Extracted data entries
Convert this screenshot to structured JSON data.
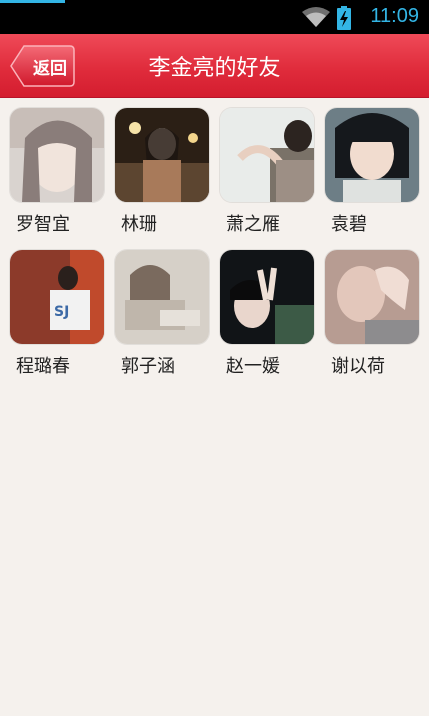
{
  "status_bar": {
    "time": "11:09",
    "accent_color": "#33b5e5"
  },
  "header": {
    "back_label": "返回",
    "title": "李金亮的好友",
    "bg_color": "#e02c3c"
  },
  "friends": [
    {
      "name": "罗智宜",
      "avatar_icon": "avatar-photo"
    },
    {
      "name": "林珊",
      "avatar_icon": "avatar-photo"
    },
    {
      "name": "萧之雁",
      "avatar_icon": "avatar-photo"
    },
    {
      "name": "袁碧",
      "avatar_icon": "avatar-photo"
    },
    {
      "name": "程璐春",
      "avatar_icon": "avatar-photo"
    },
    {
      "name": "郭子涵",
      "avatar_icon": "avatar-photo"
    },
    {
      "name": "赵一媛",
      "avatar_icon": "avatar-photo"
    },
    {
      "name": "谢以荷",
      "avatar_icon": "avatar-photo"
    }
  ]
}
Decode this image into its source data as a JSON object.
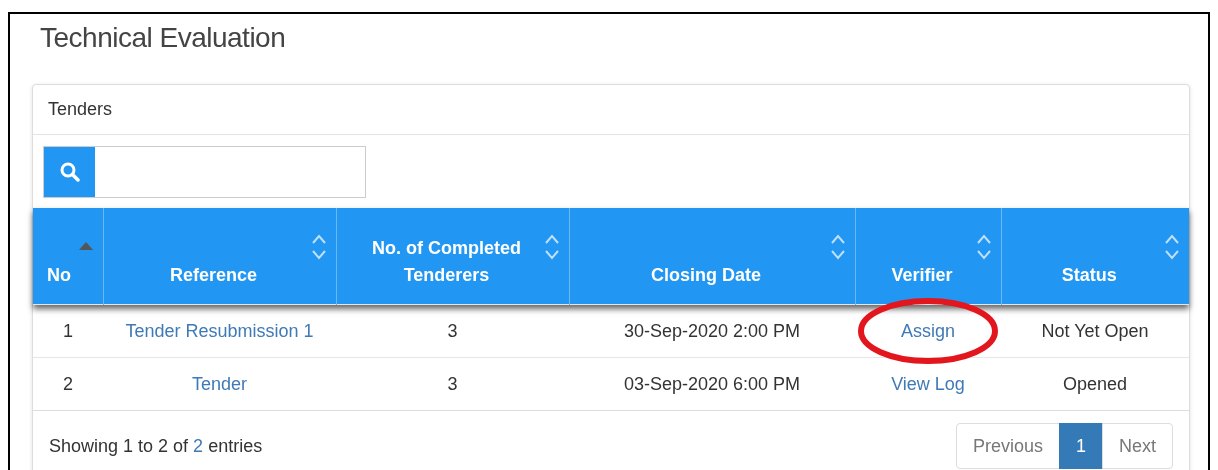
{
  "page": {
    "title": "Technical Evaluation"
  },
  "panel": {
    "heading": "Tenders"
  },
  "table": {
    "columns": [
      {
        "label": "No",
        "sorted": true
      },
      {
        "label": "Reference",
        "sorted": false
      },
      {
        "label": "No. of Completed Tenderers",
        "sorted": false
      },
      {
        "label": "Closing Date",
        "sorted": false
      },
      {
        "label": "Verifier",
        "sorted": false
      },
      {
        "label": "Status",
        "sorted": false
      }
    ],
    "rows": [
      {
        "no": "1",
        "reference": "Tender Resubmission 1",
        "completed": "3",
        "closing_date": "30-Sep-2020 2:00 PM",
        "verifier": {
          "label": "Assign",
          "circled": true
        },
        "status": "Not Yet Open"
      },
      {
        "no": "2",
        "reference": "Tender",
        "completed": "3",
        "closing_date": "03-Sep-2020 6:00 PM",
        "verifier": {
          "label": "View Log",
          "circled": false
        },
        "status": "Opened"
      }
    ]
  },
  "footer": {
    "info_parts": [
      "Showing 1 to 2 of ",
      "2",
      " entries"
    ],
    "pagination": [
      {
        "label": "Previous",
        "selected": false
      },
      {
        "label": "1",
        "selected": true
      },
      {
        "label": "Next",
        "selected": false
      }
    ]
  }
}
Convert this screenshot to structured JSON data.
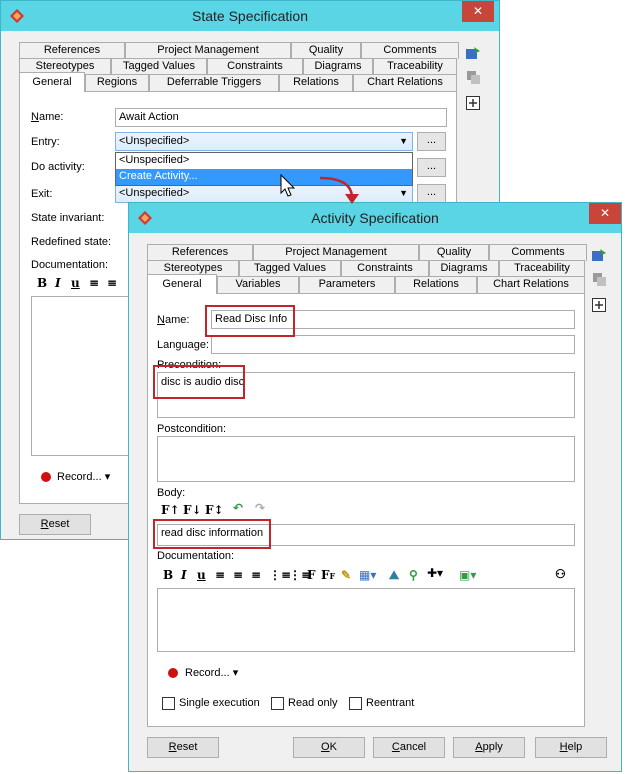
{
  "state_dialog": {
    "title": "State Specification",
    "tabs_row1": [
      "References",
      "Project Management",
      "Quality",
      "Comments"
    ],
    "tabs_row2": [
      "Stereotypes",
      "Tagged Values",
      "Constraints",
      "Diagrams",
      "Traceability"
    ],
    "tabs_row3": [
      "General",
      "Regions",
      "Deferrable Triggers",
      "Relations",
      "Chart Relations"
    ],
    "name_label": "Name:",
    "name_value": "Await Action",
    "entry_label": "Entry:",
    "entry_value": "<Unspecified>",
    "do_activity_label": "Do activity:",
    "exit_label": "Exit:",
    "exit_value": "<Unspecified>",
    "state_invariant_label": "State invariant:",
    "redefined_state_label": "Redefined state:",
    "documentation_label": "Documentation:",
    "dropdown_options": [
      "<Unspecified>",
      "Create Activity..."
    ],
    "dots": "...",
    "record_label": "Record...",
    "reset_label": "Reset"
  },
  "activity_dialog": {
    "title": "Activity Specification",
    "tabs_row1": [
      "References",
      "Project Management",
      "Quality",
      "Comments"
    ],
    "tabs_row2": [
      "Stereotypes",
      "Tagged Values",
      "Constraints",
      "Diagrams",
      "Traceability"
    ],
    "tabs_row3": [
      "General",
      "Variables",
      "Parameters",
      "Relations",
      "Chart Relations"
    ],
    "name_label": "Name:",
    "name_value": "Read Disc Info",
    "language_label": "Language:",
    "precondition_label": "Precondition:",
    "precondition_value": "disc is audio disc",
    "postcondition_label": "Postcondition:",
    "body_label": "Body:",
    "body_value": "read disc information",
    "documentation_label": "Documentation:",
    "record_label": "Record...",
    "single_execution_label": "Single execution",
    "read_only_label": "Read only",
    "reentrant_label": "Reentrant",
    "reset_label": "Reset",
    "ok_label": "OK",
    "cancel_label": "Cancel",
    "apply_label": "Apply",
    "help_label": "Help"
  },
  "colors": {
    "titlebar": "#5ad5e6",
    "close": "#c8453a",
    "highlight": "#3399ff",
    "callout": "#c0262c"
  }
}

* Problem to solve
Output the entries above exactly. Drop the pictures.

* Answer for this exercise
Convert this screenshot to structured JSON data.
{
  "status_bar": {
    "time": "11:09",
    "accent_color": "#33b5e5"
  },
  "header": {
    "back_label": "返回",
    "title": "李金亮的好友",
    "bg_color": "#e02c3c"
  },
  "friends": [
    {
      "name": "罗智宜",
      "avatar_icon": "avatar-photo"
    },
    {
      "name": "林珊",
      "avatar_icon": "avatar-photo"
    },
    {
      "name": "萧之雁",
      "avatar_icon": "avatar-photo"
    },
    {
      "name": "袁碧",
      "avatar_icon": "avatar-photo"
    },
    {
      "name": "程璐春",
      "avatar_icon": "avatar-photo"
    },
    {
      "name": "郭子涵",
      "avatar_icon": "avatar-photo"
    },
    {
      "name": "赵一媛",
      "avatar_icon": "avatar-photo"
    },
    {
      "name": "谢以荷",
      "avatar_icon": "avatar-photo"
    }
  ]
}
Decode this image into its source data as a JSON object.
{
  "page": {
    "title": "Technical Evaluation"
  },
  "panel": {
    "heading": "Tenders"
  },
  "table": {
    "columns": [
      {
        "label": "No",
        "sorted": true
      },
      {
        "label": "Reference",
        "sorted": false
      },
      {
        "label": "No. of Completed Tenderers",
        "sorted": false
      },
      {
        "label": "Closing Date",
        "sorted": false
      },
      {
        "label": "Verifier",
        "sorted": false
      },
      {
        "label": "Status",
        "sorted": false
      }
    ],
    "rows": [
      {
        "no": "1",
        "reference": "Tender Resubmission 1",
        "completed": "3",
        "closing_date": "30-Sep-2020 2:00 PM",
        "verifier": {
          "label": "Assign",
          "circled": true
        },
        "status": "Not Yet Open"
      },
      {
        "no": "2",
        "reference": "Tender",
        "completed": "3",
        "closing_date": "03-Sep-2020 6:00 PM",
        "verifier": {
          "label": "View Log",
          "circled": false
        },
        "status": "Opened"
      }
    ]
  },
  "footer": {
    "info_parts": [
      "Showing 1 to 2 of ",
      "2",
      " entries"
    ],
    "pagination": [
      {
        "label": "Previous",
        "selected": false
      },
      {
        "label": "1",
        "selected": true
      },
      {
        "label": "Next",
        "selected": false
      }
    ]
  }
}
Convert this screenshot to structured JSON data.
{
  "state_dialog": {
    "title": "State Specification",
    "tabs_row1": [
      "References",
      "Project Management",
      "Quality",
      "Comments"
    ],
    "tabs_row2": [
      "Stereotypes",
      "Tagged Values",
      "Constraints",
      "Diagrams",
      "Traceability"
    ],
    "tabs_row3": [
      "General",
      "Regions",
      "Deferrable Triggers",
      "Relations",
      "Chart Relations"
    ],
    "name_label": "Name:",
    "name_value": "Await Action",
    "entry_label": "Entry:",
    "entry_value": "<Unspecified>",
    "do_activity_label": "Do activity:",
    "exit_label": "Exit:",
    "exit_value": "<Unspecified>",
    "state_invariant_label": "State invariant:",
    "redefined_state_label": "Redefined state:",
    "documentation_label": "Documentation:",
    "dropdown_options": [
      "<Unspecified>",
      "Create Activity..."
    ],
    "dots": "...",
    "record_label": "Record...",
    "reset_label": "Reset"
  },
  "activity_dialog": {
    "title": "Activity Specification",
    "tabs_row1": [
      "References",
      "Project Management",
      "Quality",
      "Comments"
    ],
    "tabs_row2": [
      "Stereotypes",
      "Tagged Values",
      "Constraints",
      "Diagrams",
      "Traceability"
    ],
    "tabs_row3": [
      "General",
      "Variables",
      "Parameters",
      "Relations",
      "Chart Relations"
    ],
    "name_label": "Name:",
    "name_value": "Read Disc Info",
    "language_label": "Language:",
    "precondition_label": "Precondition:",
    "precondition_value": "disc is audio disc",
    "postcondition_label": "Postcondition:",
    "body_label": "Body:",
    "body_value": "read disc information",
    "documentation_label": "Documentation:",
    "record_label": "Record...",
    "single_execution_label": "Single execution",
    "read_only_label": "Read only",
    "reentrant_label": "Reentrant",
    "reset_label": "Reset",
    "ok_label": "OK",
    "cancel_label": "Cancel",
    "apply_label": "Apply",
    "help_label": "Help"
  },
  "colors": {
    "titlebar": "#5ad5e6",
    "close": "#c8453a",
    "highlight": "#3399ff",
    "callout": "#c0262c"
  }
}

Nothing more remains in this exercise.